#### [Directive A]
Filter the listing below down to the lines containing the string "swatch", copying each matching line.

#### [Text block]
Wilhelm STENHAMMAR (1871-1927)
Tirfing (1897-98) - excerpts
From Prelude, Scene 1 (Hervor, Shepherd) [15:20]
From Prelude, Scene 2 (Hervor): Min, min är du, Tirfing [5:01]
Final Scene Act 1 (Hervor/Hervadur) Jag är kvinna och han är man [8:12]
Final Scene Act 2 (Hervor/Hervadur, Gullväg) [10:49]
Postlude (Hervor) [17:37]
Ingrid Tobiasson (mezzo-soprano) - Hervor/Hervadur
Carina Morling (soprano)
- Gullväg; Jesper Taube (baritone) – Shepherd
Royal Opera Orchestra, Stockholm/Leif Segerstam
Rec. live, 5 March 1999, Stockholm Concert Hall
Sung texts with English translations enclosed
STERLING CDO-1033-2 [57:25]
In his essay titled “Stenhammar and Wagner” in the booklet to this issue, Bo Wallner refers to the struggle in the musical world around the turn of the century 1900 between the old and the new. The new was represented by Wagner and the music drama, the old by Brahms. “When Stenhammar made his debut as a soloist with orchestra (in March 1892), he gave the first performance in the Nordic countries of the Piano Concerto No. 1 by Brahms … and when he studied in Berlin during the 1892-93 season his teacher was Heinrich Barth, who belonged to the Brahms/Joachim circle.

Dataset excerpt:

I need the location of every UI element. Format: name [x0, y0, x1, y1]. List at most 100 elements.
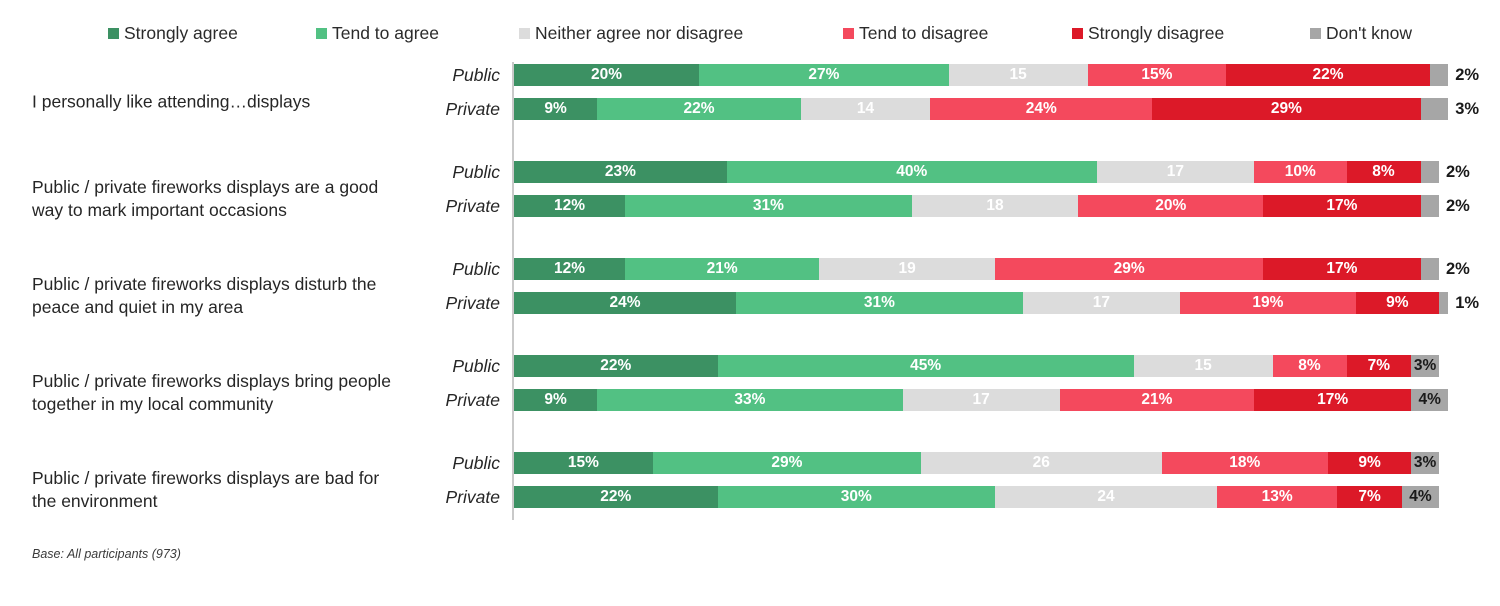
segment-value-label: 8%: [1372, 163, 1395, 180]
bar-segment-5[interactable]: 3%: [1420, 98, 1479, 120]
bar-segment-4[interactable]: 17%: [1263, 195, 1421, 217]
bar-segment-5[interactable]: 2%: [1420, 195, 1470, 217]
bar-segment-2[interactable]: 26: [921, 452, 1162, 474]
bar-segment-1[interactable]: 29%: [652, 452, 921, 474]
bar-row-public: Public 15% 29% 26 18% 9% 3%: [0, 448, 1500, 478]
legend-swatch-icon: [843, 27, 854, 39]
bar-segment-4[interactable]: 8%: [1346, 161, 1421, 183]
bar-segment-5[interactable]: 1%: [1439, 292, 1479, 314]
bar-segment-4[interactable]: 22%: [1226, 64, 1430, 86]
bar-segment-1[interactable]: 33%: [597, 389, 903, 411]
bar-segment-2[interactable]: 15: [948, 64, 1088, 86]
bar-segment-5[interactable]: 2%: [1420, 161, 1470, 183]
legend-item-1[interactable]: Tend to agree: [316, 23, 439, 44]
bar-segment-5[interactable]: 2%: [1420, 258, 1470, 280]
legend-label: Don't know: [1326, 22, 1413, 43]
legend-item-5[interactable]: Don't know: [1310, 23, 1412, 44]
bar-segment-3[interactable]: 10%: [1254, 161, 1347, 183]
bar-segment-5[interactable]: 2%: [1429, 64, 1479, 86]
bar-row-label: Private: [445, 99, 500, 119]
legend-item-4[interactable]: Strongly disagree: [1072, 23, 1224, 44]
segment-value-label: 3%: [1413, 357, 1437, 374]
segment-value-label: 17%: [1326, 260, 1358, 277]
bar-segment-2[interactable]: 17: [1022, 292, 1180, 314]
segment-value-label: 22%: [683, 100, 715, 117]
segment-value-label: 12%: [553, 260, 586, 277]
legend-swatch-icon: [519, 27, 530, 39]
segment-value-label: 21%: [706, 260, 738, 277]
statement-label: Public / private fireworks displays are …: [32, 468, 380, 511]
bar-segment-2[interactable]: 19: [819, 258, 995, 280]
bar-segment-0[interactable]: 12%: [514, 258, 625, 280]
legend-item-0[interactable]: Strongly agree: [108, 23, 238, 44]
segment-value-label: 26: [1032, 454, 1050, 471]
bar-segment-4[interactable]: 29%: [1152, 98, 1421, 120]
bar-segment-5[interactable]: 4%: [1402, 486, 1439, 508]
bar-segment-2[interactable]: 15: [1133, 355, 1273, 377]
stacked-bar: 20% 27% 15 15% 22% 2%: [514, 64, 1479, 86]
bar-segment-2[interactable]: 14: [800, 98, 931, 120]
segment-value-label: 23%: [604, 163, 636, 180]
bar-segment-3[interactable]: 18%: [1161, 452, 1328, 474]
segment-value-label: 17%: [1326, 197, 1358, 214]
bar-segment-1[interactable]: 40%: [726, 161, 1097, 183]
bar-segment-4[interactable]: 9%: [1355, 292, 1439, 314]
legend-label: Neither agree nor disagree: [535, 22, 744, 43]
bar-segment-0[interactable]: 9%: [514, 389, 598, 411]
bar-segment-1[interactable]: 22%: [597, 98, 801, 120]
bar-segment-4[interactable]: 7%: [1346, 355, 1412, 377]
segment-value-label: 22%: [600, 488, 632, 505]
bar-segment-1[interactable]: 21%: [625, 258, 820, 280]
legend-item-2[interactable]: Neither agree nor disagree: [519, 23, 743, 44]
bar-segment-5[interactable]: 3%: [1411, 355, 1439, 377]
segment-value-label: 3%: [1455, 99, 1480, 118]
bar-segment-0[interactable]: 9%: [514, 98, 598, 120]
bar-segment-1[interactable]: 27%: [699, 64, 949, 86]
statement-label: Public / private fireworks displays are …: [32, 177, 379, 220]
segment-value-label: 9%: [1358, 454, 1381, 471]
bar-segment-3[interactable]: 20%: [1078, 195, 1264, 217]
bar-row-label: Private: [445, 487, 500, 507]
bar-segment-2[interactable]: 17: [902, 389, 1060, 411]
segment-value-label: 29%: [1113, 260, 1145, 277]
bar-segment-4[interactable]: 17%: [1263, 258, 1421, 280]
bar-segment-2[interactable]: 24: [995, 486, 1217, 508]
bar-segment-4[interactable]: 9%: [1328, 452, 1412, 474]
bar-row-label: Public: [452, 356, 500, 376]
chart-plot-area: I personally like attending…displays Publ…: [0, 52, 1500, 532]
bar-segment-3[interactable]: 29%: [995, 258, 1264, 280]
bar-segment-1[interactable]: 31%: [625, 195, 912, 217]
bar-segment-3[interactable]: 19%: [1180, 292, 1356, 314]
legend-item-3[interactable]: Tend to disagree: [843, 23, 988, 44]
bar-segment-0[interactable]: 15%: [514, 452, 653, 474]
bar-segment-2[interactable]: 18: [911, 195, 1079, 217]
bar-segment-4[interactable]: 7%: [1337, 486, 1402, 508]
bar-row-public: Public 20% 27% 15 15% 22% 2%: [0, 60, 1500, 90]
bar-segment-4[interactable]: 17%: [1254, 389, 1412, 411]
stacked-bar: 22% 30% 24 13% 7% 4%: [514, 486, 1439, 508]
bar-segment-0[interactable]: 12%: [514, 195, 625, 217]
bar-segment-0[interactable]: 20%: [514, 64, 699, 86]
segment-value-label: 21%: [1141, 391, 1173, 408]
bar-segment-3[interactable]: 24%: [930, 98, 1153, 120]
bar-segment-5[interactable]: 3%: [1411, 452, 1439, 474]
stacked-bar: 12% 31% 18 20% 17% 2%: [514, 195, 1470, 217]
segment-value-label: 19%: [1252, 294, 1284, 311]
bar-segment-1[interactable]: 45%: [717, 355, 1134, 377]
bar-segment-3[interactable]: 21%: [1059, 389, 1254, 411]
bar-segment-3[interactable]: 15%: [1087, 64, 1227, 86]
bar-segment-0[interactable]: 24%: [514, 292, 736, 314]
segment-value-label: 13%: [1261, 488, 1293, 505]
bar-row-label: Public: [452, 453, 500, 473]
segment-value-label: 24: [1097, 488, 1115, 505]
bar-segment-3[interactable]: 13%: [1217, 486, 1338, 508]
bar-segment-3[interactable]: 8%: [1272, 355, 1347, 377]
bar-segment-0[interactable]: 22%: [514, 355, 718, 377]
segment-value-label: 2%: [1446, 196, 1470, 215]
bar-segment-2[interactable]: 17: [1096, 161, 1254, 183]
bar-segment-1[interactable]: 31%: [736, 292, 1023, 314]
bar-segment-0[interactable]: 23%: [514, 161, 727, 183]
bar-segment-1[interactable]: 30%: [717, 486, 995, 508]
bar-segment-0[interactable]: 22%: [514, 486, 718, 508]
bar-segment-5[interactable]: 4%: [1411, 389, 1449, 411]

#### [Directive B]
Please answer these questions from the Tirfing text above, one per line:
(i) Who conducts the Royal Opera Orchestra, Stockholm, on this recording?
(ii) On what date was the recording made live?
(iii) Who was Stenhammar's teacher in Berlin during the 1892-93 season?

#### [Final answer A]
legend-swatch-icon: [843, 27, 854, 39]
legend-swatch-icon: [519, 27, 530, 39]

#### [Final answer B]
(i) Leif Segerstam
(ii) 5 March 1999
(iii) Heinrich Barth